/---
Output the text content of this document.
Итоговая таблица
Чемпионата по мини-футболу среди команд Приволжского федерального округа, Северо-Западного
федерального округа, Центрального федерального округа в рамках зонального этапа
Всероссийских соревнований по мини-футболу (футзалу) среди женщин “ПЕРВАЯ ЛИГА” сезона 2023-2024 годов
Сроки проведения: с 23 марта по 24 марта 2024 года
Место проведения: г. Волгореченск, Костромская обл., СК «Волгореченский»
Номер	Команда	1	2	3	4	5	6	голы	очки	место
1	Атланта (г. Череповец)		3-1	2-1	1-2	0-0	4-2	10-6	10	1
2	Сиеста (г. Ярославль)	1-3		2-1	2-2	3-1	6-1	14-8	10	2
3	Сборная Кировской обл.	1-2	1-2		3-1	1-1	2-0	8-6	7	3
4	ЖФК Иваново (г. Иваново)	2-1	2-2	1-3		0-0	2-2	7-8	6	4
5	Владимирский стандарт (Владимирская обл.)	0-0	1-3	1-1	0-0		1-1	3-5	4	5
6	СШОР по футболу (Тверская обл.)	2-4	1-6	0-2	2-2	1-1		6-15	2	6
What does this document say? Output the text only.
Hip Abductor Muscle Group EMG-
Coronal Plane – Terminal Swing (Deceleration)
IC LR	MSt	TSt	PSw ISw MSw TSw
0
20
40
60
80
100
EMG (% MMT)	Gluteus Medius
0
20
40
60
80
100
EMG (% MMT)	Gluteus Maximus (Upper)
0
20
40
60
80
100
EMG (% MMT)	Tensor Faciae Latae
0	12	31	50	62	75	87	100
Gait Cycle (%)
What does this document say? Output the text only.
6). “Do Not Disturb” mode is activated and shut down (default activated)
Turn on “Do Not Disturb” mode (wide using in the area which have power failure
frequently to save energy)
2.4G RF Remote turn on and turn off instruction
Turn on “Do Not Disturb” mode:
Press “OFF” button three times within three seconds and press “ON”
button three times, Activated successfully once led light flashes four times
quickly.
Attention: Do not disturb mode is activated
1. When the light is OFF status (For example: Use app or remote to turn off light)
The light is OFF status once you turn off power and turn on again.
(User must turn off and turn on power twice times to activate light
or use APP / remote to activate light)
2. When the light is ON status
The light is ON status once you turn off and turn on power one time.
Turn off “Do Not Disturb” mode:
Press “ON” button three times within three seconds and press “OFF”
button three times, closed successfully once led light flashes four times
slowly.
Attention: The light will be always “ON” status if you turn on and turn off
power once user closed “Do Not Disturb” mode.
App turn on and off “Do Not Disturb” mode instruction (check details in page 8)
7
\---
▶ [What this task involves] Find and count the lines of the data that include the string "Gluteus", and report that figure by itself.

▶ [Task result] 2